▸ EXERCISE DIRECTIONS
Check each line of the material below for "általános", then copy the ones that contain it.

▸ ROWS
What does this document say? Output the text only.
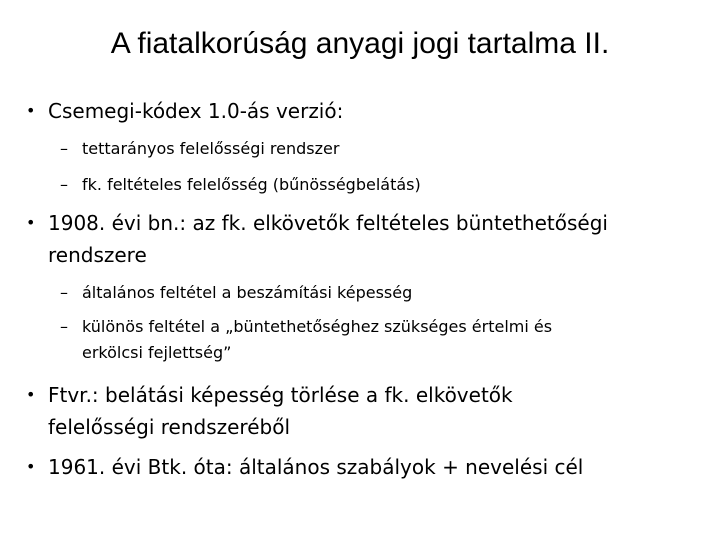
A fiatalkorúság anyagi jogi tartalma II.
• Csemegi-kódex 1.0-ás verzió:
– tettarányos felelősségi rendszer
– fk. feltételes felelősség (bűnösségbelátás)
• 1908. évi bn.: az fk. elkövetők feltételes büntethetőségi
rendszere
– általános feltétel a beszámítási képesség
– különös feltétel a „büntethetőséghez szükséges értelmi és
erkölcsi fejlettség”
• Ftvr.: belátási képesség törlése a fk. elkövetők
felelősségi rendszeréből
• 1961. évi Btk. óta: általános szabályok + nevelési cél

▸ FINISHED ANSWER
– általános feltétel a beszámítási képesség
• 1961. évi Btk. óta: általános szabályok + nevelési cél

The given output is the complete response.